Data records
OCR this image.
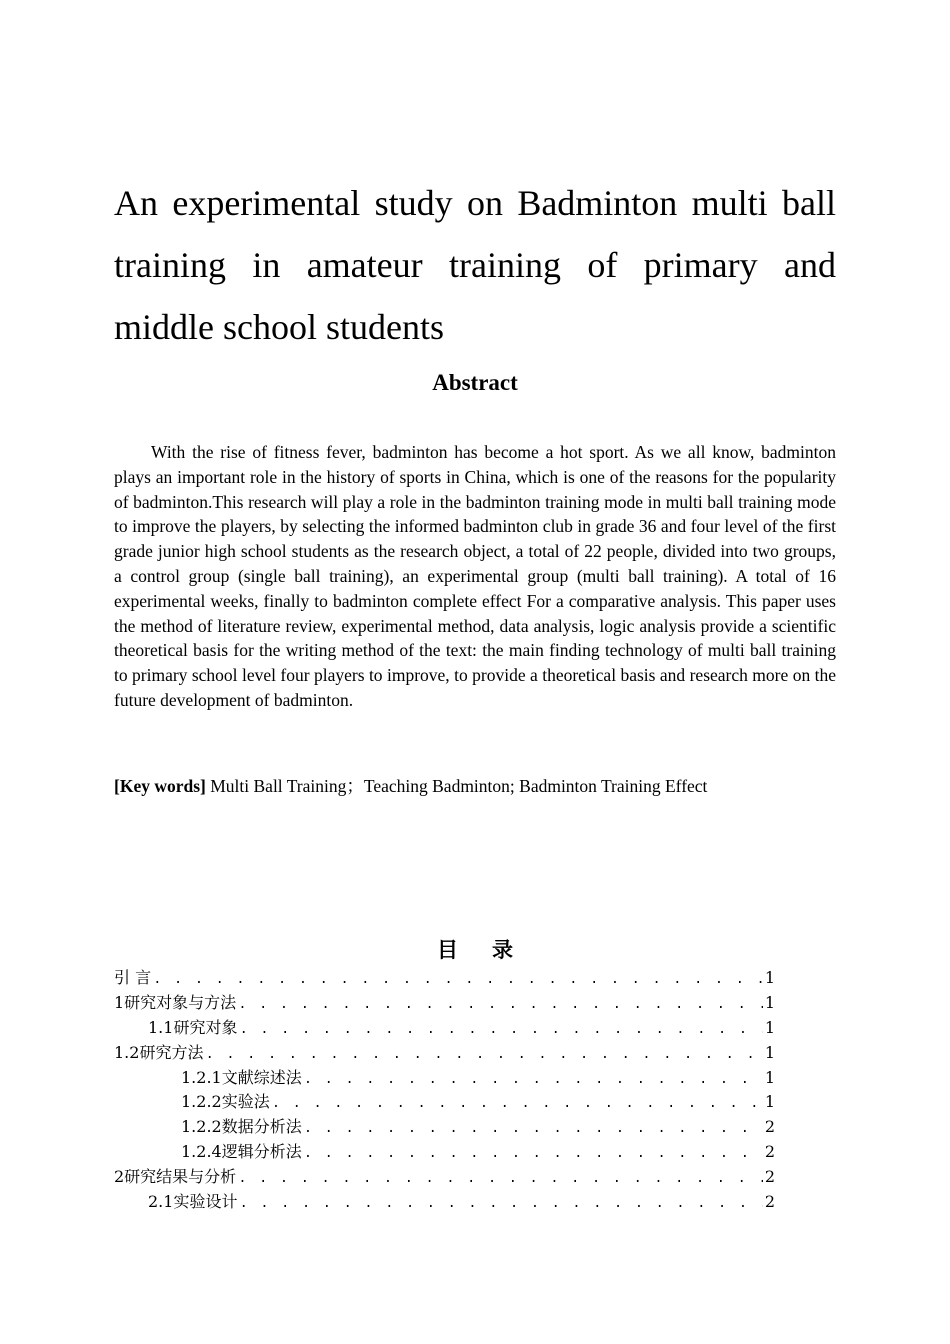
An experimental study on Badminton multi ball training in amateur training of primary and middle school students
Abstract

With the rise of fitness fever, badminton has become a hot sport. As we all know, badminton plays an important role in the history of sports in China, which is one of the reasons for the popularity of badminton.This research will play a role in the badminton training mode in multi ball training mode to improve the players, by selecting the informed badminton club in grade 36 and four level of the first grade junior high school students as the research object, a total of 22 people, divided into two groups, a control group (single ball training), an experimental group (multi ball training). A total of 16 experimental weeks, finally to badminton complete effect For a comparative analysis. This paper uses the method of literature review, experimental method, data analysis, logic analysis provide a scientific theoretical basis for the writing method of the text: the main finding technology of multi ball training to primary school level four players to improve, to provide a theoretical basis and research more on the future development of badminton.

[Key words] Multi Ball Training；Teaching Badminton; Badminton Training Effect

目 录
引 言 . . .	1
1研究对象与方法 . . .	1
1.1研究对象 . . .	1
1.2研究方法 . . .	1
1.2.1文献综述法 . . .	1
1.2.2实验法 . . .	1
1.2.2数据分析法 . . .	2
1.2.4逻辑分析法 . . .	2
2研究结果与分析 . . .	2
2.1实验设计 . . .	2
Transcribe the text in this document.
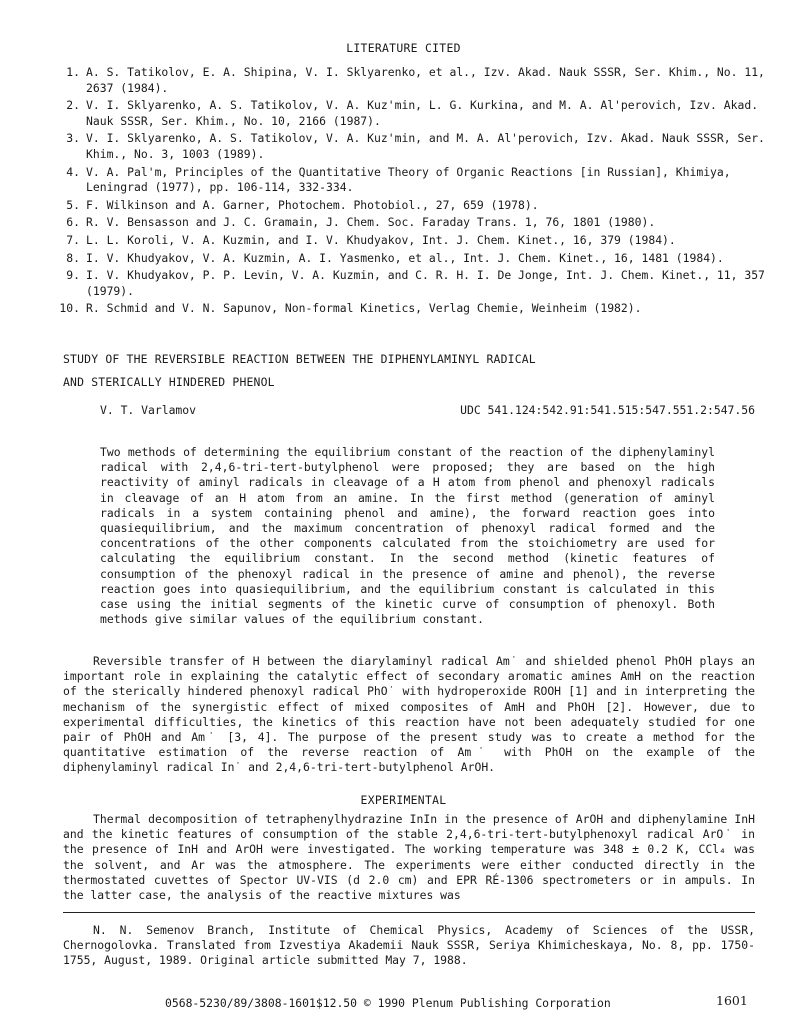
LITERATURE CITED
1. A. S. Tatikolov, E. A. Shipina, V. I. Sklyarenko, et al., Izv. Akad. Nauk SSSR, Ser. Khim., No. 11, 2637 (1984).
2. V. I. Sklyarenko, A. S. Tatikolov, V. A. Kuz'min, L. G. Kurkina, and M. A. Al'perovich, Izv. Akad. Nauk SSSR, Ser. Khim., No. 10, 2166 (1987).
3. V. I. Sklyarenko, A. S. Tatikolov, V. A. Kuz'min, and M. A. Al'perovich, Izv. Akad. Nauk SSSR, Ser. Khim., No. 3, 1003 (1989).
4. V. A. Pal'm, Principles of the Quantitative Theory of Organic Reactions [in Russian], Khimiya, Leningrad (1977), pp. 106-114, 332-334.
5. F. Wilkinson and A. Garner, Photochem. Photobiol., 27, 659 (1978).
6. R. V. Bensasson and J. C. Gramain, J. Chem. Soc. Faraday Trans. 1, 76, 1801 (1980).
7. L. L. Koroli, V. A. Kuzmin, and I. V. Khudyakov, Int. J. Chem. Kinet., 16, 379 (1984).
8. I. V. Khudyakov, V. A. Kuzmin, A. I. Yasmenko, et al., Int. J. Chem. Kinet., 16, 1481 (1984).
9. I. V. Khudyakov, P. P. Levin, V. A. Kuzmin, and C. R. H. I. De Jonge, Int. J. Chem. Kinet., 11, 357 (1979).
10. R. Schmid and V. N. Sapunov, Non-formal Kinetics, Verlag Chemie, Weinheim (1982).
STUDY OF THE REVERSIBLE REACTION BETWEEN THE DIPHENYLAMINYL RADICAL
AND STERICALLY HINDERED PHENOL
V. T. Varlamov	UDC 541.124:542.91:541.515:547.551.2:547.56

Two methods of determining the equilibrium constant of the reaction of the diphenylaminyl radical with 2,4,6-tri-tert-butylphenol were proposed; they are based on the high reactivity of aminyl radicals in cleavage of a H atom from phenol and phenoxyl radicals in cleavage of an H atom from an amine. In the first method (generation of aminyl radicals in a system containing phenol and amine), the forward reaction goes into quasiequilibrium, and the maximum concentration of phenoxyl radical formed and the concentrations of the other components calculated from the stoichiometry are used for calculating the equilibrium constant. In the second method (kinetic features of consumption of the phenoxyl radical in the presence of amine and phenol), the reverse reaction goes into quasiequilibrium, and the equilibrium constant is calculated in this case using the initial segments of the kinetic curve of consumption of phenoxyl. Both methods give similar values of the equilibrium constant.

Reversible transfer of H between the diarylaminyl radical Am˙ and shielded phenol PhOH plays an important role in explaining the catalytic effect of secondary aromatic amines AmH on the reaction of the sterically hindered phenoxyl radical PhO˙ with hydroperoxide ROOH [1] and in interpreting the mechanism of the synergistic effect of mixed composites of AmH and PhOH [2]. However, due to experimental difficulties, the kinetics of this reaction have not been adequately studied for one pair of PhOH and Am˙ [3, 4]. The purpose of the present study was to create a method for the quantitative estimation of the reverse reaction of Am˙ with PhOH on the example of the diphenylaminyl radical In˙ and 2,4,6-tri-tert-butylphenol ArOH.

EXPERIMENTAL

Thermal decomposition of tetraphenylhydrazine InIn in the presence of ArOH and diphenylamine InH and the kinetic features of consumption of the stable 2,4,6-tri-tert-butylphenoxyl radical ArO˙ in the presence of InH and ArOH were investigated. The working temperature was 348 ± 0.2 K, CCl₄ was the solvent, and Ar was the atmosphere. The experiments were either conducted directly in the thermostated cuvettes of Spector UV-VIS (d 2.0 cm) and EPR RÉ-1306 spectrometers or in ampuls. In the latter case, the analysis of the reactive mixtures was

N. N. Semenov Branch, Institute of Chemical Physics, Academy of Sciences of the USSR, Chernogolovka. Translated from Izvestiya Akademii Nauk SSSR, Seriya Khimicheskaya, No. 8, pp. 1750-1755, August, 1989. Original article submitted May 7, 1988.

0568-5230/89/3808-1601$12.50 © 1990 Plenum Publishing Corporation	1601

(Task requirements):
Exactly reproduce each record, leaving out any pictures.

(Solution for this exercise):
OCR this image.
An experimental study on Badminton multi ball training in amateur training of primary and middle school students
Abstract

With the rise of fitness fever, badminton has become a hot sport. As we all know, badminton plays an important role in the history of sports in China, which is one of the reasons for the popularity of badminton.This research will play a role in the badminton training mode in multi ball training mode to improve the players, by selecting the informed badminton club in grade 36 and four level of the first grade junior high school students as the research object, a total of 22 people, divided into two groups, a control group (single ball training), an experimental group (multi ball training). A total of 16 experimental weeks, finally to badminton complete effect For a comparative analysis. This paper uses the method of literature review, experimental method, data analysis, logic analysis provide a scientific theoretical basis for the writing method of the text: the main finding technology of multi ball training to primary school level four players to improve, to provide a theoretical basis and research more on the future development of badminton.

[Key words] Multi Ball Training；Teaching Badminton; Badminton Training Effect

目 录
引 言 . . .	1
1研究对象与方法 . . .	1
1.1研究对象 . . .	1
1.2研究方法 . . .	1
1.2.1文献综述法 . . .	1
1.2.2实验法 . . .	1
1.2.2数据分析法 . . .	2
1.2.4逻辑分析法 . . .	2
2研究结果与分析 . . .	2
2.1实验设计 . . .	2
Transcribe the text in this document.
LITERATURE CITED
1. A. S. Tatikolov, E. A. Shipina, V. I. Sklyarenko, et al., Izv. Akad. Nauk SSSR, Ser. Khim., No. 11, 2637 (1984).
2. V. I. Sklyarenko, A. S. Tatikolov, V. A. Kuz'min, L. G. Kurkina, and M. A. Al'perovich, Izv. Akad. Nauk SSSR, Ser. Khim., No. 10, 2166 (1987).
3. V. I. Sklyarenko, A. S. Tatikolov, V. A. Kuz'min, and M. A. Al'perovich, Izv. Akad. Nauk SSSR, Ser. Khim., No. 3, 1003 (1989).
4. V. A. Pal'm, Principles of the Quantitative Theory of Organic Reactions [in Russian], Khimiya, Leningrad (1977), pp. 106-114, 332-334.
5. F. Wilkinson and A. Garner, Photochem. Photobiol., 27, 659 (1978).
6. R. V. Bensasson and J. C. Gramain, J. Chem. Soc. Faraday Trans. 1, 76, 1801 (1980).
7. L. L. Koroli, V. A. Kuzmin, and I. V. Khudyakov, Int. J. Chem. Kinet., 16, 379 (1984).
8. I. V. Khudyakov, V. A. Kuzmin, A. I. Yasmenko, et al., Int. J. Chem. Kinet., 16, 1481 (1984).
9. I. V. Khudyakov, P. P. Levin, V. A. Kuzmin, and C. R. H. I. De Jonge, Int. J. Chem. Kinet., 11, 357 (1979).
10. R. Schmid and V. N. Sapunov, Non-formal Kinetics, Verlag Chemie, Weinheim (1982).
STUDY OF THE REVERSIBLE REACTION BETWEEN THE DIPHENYLAMINYL RADICAL
AND STERICALLY HINDERED PHENOL
V. T. Varlamov	UDC 541.124:542.91:541.515:547.551.2:547.56

Two methods of determining the equilibrium constant of the reaction of the diphenylaminyl radical with 2,4,6-tri-tert-butylphenol were proposed; they are based on the high reactivity of aminyl radicals in cleavage of a H atom from phenol and phenoxyl radicals in cleavage of an H atom from an amine. In the first method (generation of aminyl radicals in a system containing phenol and amine), the forward reaction goes into quasiequilibrium, and the maximum concentration of phenoxyl radical formed and the concentrations of the other components calculated from the stoichiometry are used for calculating the equilibrium constant. In the second method (kinetic features of consumption of the phenoxyl radical in the presence of amine and phenol), the reverse reaction goes into quasiequilibrium, and the equilibrium constant is calculated in this case using the initial segments of the kinetic curve of consumption of phenoxyl. Both methods give similar values of the equilibrium constant.

Reversible transfer of H between the diarylaminyl radical Am˙ and shielded phenol PhOH plays an important role in explaining the catalytic effect of secondary aromatic amines AmH on the reaction of the sterically hindered phenoxyl radical PhO˙ with hydroperoxide ROOH [1] and in interpreting the mechanism of the synergistic effect of mixed composites of AmH and PhOH [2]. However, due to experimental difficulties, the kinetics of this reaction have not been adequately studied for one pair of PhOH and Am˙ [3, 4]. The purpose of the present study was to create a method for the quantitative estimation of the reverse reaction of Am˙ with PhOH on the example of the diphenylaminyl radical In˙ and 2,4,6-tri-tert-butylphenol ArOH.

EXPERIMENTAL

Thermal decomposition of tetraphenylhydrazine InIn in the presence of ArOH and diphenylamine InH and the kinetic features of consumption of the stable 2,4,6-tri-tert-butylphenoxyl radical ArO˙ in the presence of InH and ArOH were investigated. The working temperature was 348 ± 0.2 K, CCl₄ was the solvent, and Ar was the atmosphere. The experiments were either conducted directly in the thermostated cuvettes of Spector UV-VIS (d 2.0 cm) and EPR RÉ-1306 spectrometers or in ampuls. In the latter case, the analysis of the reactive mixtures was

N. N. Semenov Branch, Institute of Chemical Physics, Academy of Sciences of the USSR, Chernogolovka. Translated from Izvestiya Akademii Nauk SSSR, Seriya Khimicheskaya, No. 8, pp. 1750-1755, August, 1989. Original article submitted May 7, 1988.

0568-5230/89/3808-1601$12.50 © 1990 Plenum Publishing Corporation	1601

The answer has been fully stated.